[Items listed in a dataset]
______________________________

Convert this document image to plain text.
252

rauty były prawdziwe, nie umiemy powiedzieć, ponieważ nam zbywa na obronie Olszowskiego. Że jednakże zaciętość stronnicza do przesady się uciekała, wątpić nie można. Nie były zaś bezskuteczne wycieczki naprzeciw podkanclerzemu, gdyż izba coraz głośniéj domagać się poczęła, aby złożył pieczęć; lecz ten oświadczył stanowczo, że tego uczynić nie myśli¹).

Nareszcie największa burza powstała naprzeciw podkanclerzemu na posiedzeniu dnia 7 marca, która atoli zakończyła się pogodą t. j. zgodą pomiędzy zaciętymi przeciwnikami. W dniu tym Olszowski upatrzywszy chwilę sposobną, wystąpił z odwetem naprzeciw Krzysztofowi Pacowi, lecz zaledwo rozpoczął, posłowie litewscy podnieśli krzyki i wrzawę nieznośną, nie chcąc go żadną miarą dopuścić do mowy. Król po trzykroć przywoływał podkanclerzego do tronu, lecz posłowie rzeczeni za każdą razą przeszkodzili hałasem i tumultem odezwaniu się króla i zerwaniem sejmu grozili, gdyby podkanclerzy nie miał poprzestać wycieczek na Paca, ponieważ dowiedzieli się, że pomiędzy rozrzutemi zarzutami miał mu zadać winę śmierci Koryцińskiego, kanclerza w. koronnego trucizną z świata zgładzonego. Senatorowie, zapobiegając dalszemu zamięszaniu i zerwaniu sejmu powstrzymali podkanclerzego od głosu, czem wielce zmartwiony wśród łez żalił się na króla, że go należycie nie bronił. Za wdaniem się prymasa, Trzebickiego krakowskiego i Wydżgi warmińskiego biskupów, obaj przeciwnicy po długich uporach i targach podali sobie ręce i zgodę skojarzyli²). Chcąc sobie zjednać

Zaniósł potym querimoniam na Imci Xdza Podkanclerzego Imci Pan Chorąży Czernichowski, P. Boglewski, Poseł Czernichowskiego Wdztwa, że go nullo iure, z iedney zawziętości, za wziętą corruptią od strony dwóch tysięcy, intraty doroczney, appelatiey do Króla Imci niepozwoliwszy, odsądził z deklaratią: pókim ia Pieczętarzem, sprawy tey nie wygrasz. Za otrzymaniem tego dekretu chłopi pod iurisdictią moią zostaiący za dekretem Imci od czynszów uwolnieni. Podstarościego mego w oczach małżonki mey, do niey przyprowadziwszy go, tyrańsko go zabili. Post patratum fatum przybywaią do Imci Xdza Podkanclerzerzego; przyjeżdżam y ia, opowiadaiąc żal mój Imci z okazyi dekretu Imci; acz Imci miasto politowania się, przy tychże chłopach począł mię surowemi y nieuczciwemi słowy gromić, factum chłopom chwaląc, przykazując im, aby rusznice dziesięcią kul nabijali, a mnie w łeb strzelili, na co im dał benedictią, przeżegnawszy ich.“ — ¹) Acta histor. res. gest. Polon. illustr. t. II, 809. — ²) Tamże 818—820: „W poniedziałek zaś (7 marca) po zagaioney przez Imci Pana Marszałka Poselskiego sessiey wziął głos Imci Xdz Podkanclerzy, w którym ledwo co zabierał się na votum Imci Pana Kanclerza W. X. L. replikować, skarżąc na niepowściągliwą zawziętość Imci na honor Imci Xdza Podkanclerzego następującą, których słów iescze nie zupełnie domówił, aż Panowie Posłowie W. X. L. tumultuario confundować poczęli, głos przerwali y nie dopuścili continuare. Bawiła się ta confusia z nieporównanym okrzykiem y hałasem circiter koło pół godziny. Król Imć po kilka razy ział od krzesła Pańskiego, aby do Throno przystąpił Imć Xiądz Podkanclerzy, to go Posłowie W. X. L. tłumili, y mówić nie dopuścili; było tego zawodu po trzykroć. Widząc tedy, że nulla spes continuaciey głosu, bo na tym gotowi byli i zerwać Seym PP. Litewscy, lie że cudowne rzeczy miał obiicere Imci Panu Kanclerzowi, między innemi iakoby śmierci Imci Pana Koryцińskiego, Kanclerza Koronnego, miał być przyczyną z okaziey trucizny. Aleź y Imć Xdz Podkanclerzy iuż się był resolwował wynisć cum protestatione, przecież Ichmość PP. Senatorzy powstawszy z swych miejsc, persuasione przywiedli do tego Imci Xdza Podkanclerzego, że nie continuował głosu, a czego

______________________________

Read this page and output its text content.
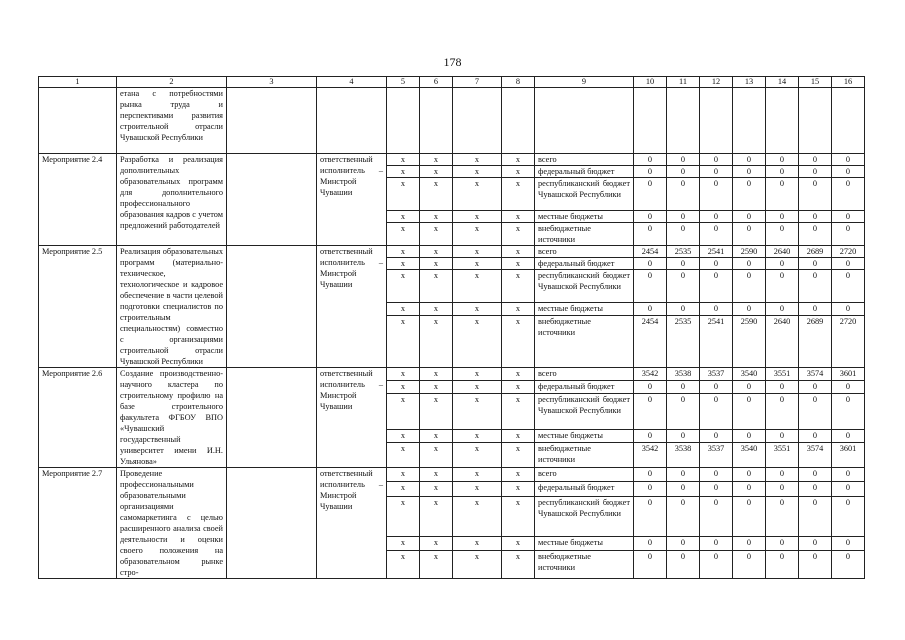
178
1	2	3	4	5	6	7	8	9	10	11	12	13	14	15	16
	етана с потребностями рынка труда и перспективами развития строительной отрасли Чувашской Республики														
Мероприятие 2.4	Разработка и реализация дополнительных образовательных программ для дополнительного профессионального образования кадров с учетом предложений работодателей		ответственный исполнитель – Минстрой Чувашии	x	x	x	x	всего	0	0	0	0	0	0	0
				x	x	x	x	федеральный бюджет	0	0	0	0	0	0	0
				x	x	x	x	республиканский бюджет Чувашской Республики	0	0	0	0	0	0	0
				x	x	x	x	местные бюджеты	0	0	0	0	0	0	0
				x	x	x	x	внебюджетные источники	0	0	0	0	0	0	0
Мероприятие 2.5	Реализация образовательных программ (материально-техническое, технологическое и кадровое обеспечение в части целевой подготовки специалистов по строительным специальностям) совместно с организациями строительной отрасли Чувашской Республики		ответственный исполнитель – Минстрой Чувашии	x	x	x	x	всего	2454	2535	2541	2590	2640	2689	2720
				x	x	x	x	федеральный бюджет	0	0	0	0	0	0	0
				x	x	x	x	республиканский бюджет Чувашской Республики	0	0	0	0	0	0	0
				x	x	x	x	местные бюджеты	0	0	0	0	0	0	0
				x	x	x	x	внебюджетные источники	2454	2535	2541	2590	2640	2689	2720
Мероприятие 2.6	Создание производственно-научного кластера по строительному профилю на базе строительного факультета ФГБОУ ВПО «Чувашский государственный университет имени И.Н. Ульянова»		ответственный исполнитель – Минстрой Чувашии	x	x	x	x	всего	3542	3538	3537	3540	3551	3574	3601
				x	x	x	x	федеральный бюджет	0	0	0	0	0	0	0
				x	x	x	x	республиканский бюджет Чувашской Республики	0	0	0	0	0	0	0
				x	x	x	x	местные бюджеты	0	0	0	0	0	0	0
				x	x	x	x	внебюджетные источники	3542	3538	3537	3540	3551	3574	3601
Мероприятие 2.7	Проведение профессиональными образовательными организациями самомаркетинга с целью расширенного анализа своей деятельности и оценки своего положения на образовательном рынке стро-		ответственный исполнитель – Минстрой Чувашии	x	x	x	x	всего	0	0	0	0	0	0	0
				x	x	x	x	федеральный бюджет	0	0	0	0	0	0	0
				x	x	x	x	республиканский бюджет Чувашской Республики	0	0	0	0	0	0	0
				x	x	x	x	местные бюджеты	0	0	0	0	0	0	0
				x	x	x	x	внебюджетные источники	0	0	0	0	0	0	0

______________________________

EXERCISE
Collect the lines of the records that include the string "организациями".

EXERCISE RESPONSE
Мероприятие 2.5	Реализация образовательных программ (материально-техническое, технологическое и кадровое обеспечение в части целевой подготовки специалистов по строительным специальностям) совместно с организациями строительной отрасли Чувашской Республики		ответственный исполнитель – Минстрой Чувашии	x	x	x	x	всего	2454	2535	2541	2590	2640	2689	2720
Мероприятие 2.7	Проведение профессиональными образовательными организациями самомаркетинга с целью расширенного анализа своей деятельности и оценки своего положения на образовательном рынке стро-		ответственный исполнитель – Минстрой Чувашии	x	x	x	x	всего	0	0	0	0	0	0	0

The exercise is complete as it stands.